**What the task asks**
Keep every line where the word "Çevresi" appears; drop the rest.

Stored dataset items
* * *
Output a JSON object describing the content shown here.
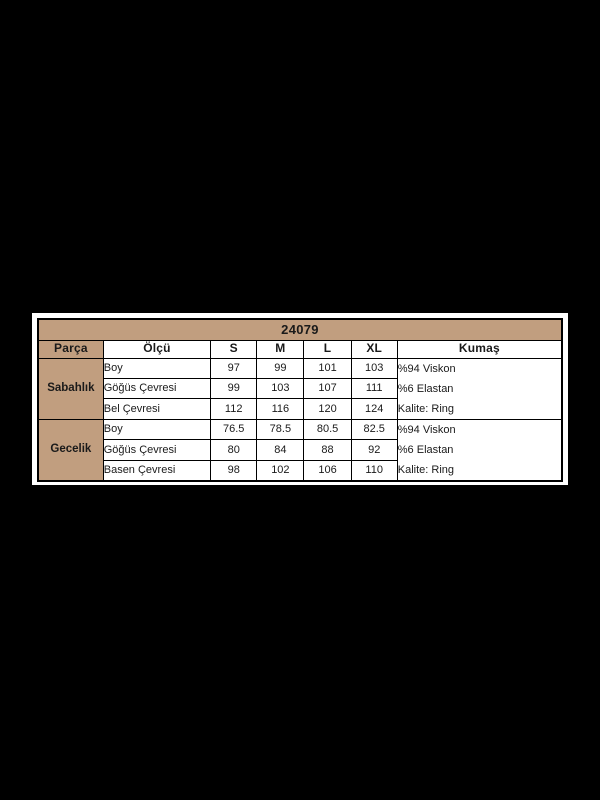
{
  "page": {
    "background_color": "#000000",
    "frame_color": "#ffffff"
  },
  "size_chart": {
    "title": "24079",
    "accent_color": "#c19e7f",
    "border_color": "#000000",
    "headers": {
      "part": "Parça",
      "measure": "Ölçü",
      "s": "S",
      "m": "M",
      "l": "L",
      "xl": "XL",
      "fabric": "Kumaş"
    },
    "groups": [
      {
        "name": "Sabahlık",
        "rows": [
          {
            "measure": "Boy",
            "s": "97",
            "m": "99",
            "l": "101",
            "xl": "103"
          },
          {
            "measure": "Göğüs Çevresi",
            "s": "99",
            "m": "103",
            "l": "107",
            "xl": "111"
          },
          {
            "measure": "Bel Çevresi",
            "s": "112",
            "m": "116",
            "l": "120",
            "xl": "124"
          }
        ],
        "fabric": [
          "%94 Viskon",
          "%6 Elastan",
          "Kalite: Ring"
        ]
      },
      {
        "name": "Gecelik",
        "rows": [
          {
            "measure": "Boy",
            "s": "76.5",
            "m": "78.5",
            "l": "80.5",
            "xl": "82.5"
          },
          {
            "measure": "Göğüs Çevresi",
            "s": "80",
            "m": "84",
            "l": "88",
            "xl": "92"
          },
          {
            "measure": "Basen Çevresi",
            "s": "98",
            "m": "102",
            "l": "106",
            "xl": "110"
          }
        ],
        "fabric": [
          "%94 Viskon",
          "%6 Elastan",
          "Kalite: Ring"
        ]
      }
    ]
  }
}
* * *
**Finished exercise**
            "measure": "Göğüs Çevresi",
            "measure": "Bel Çevresi",
            "measure": "Göğüs Çevresi",
            "measure": "Basen Çevresi",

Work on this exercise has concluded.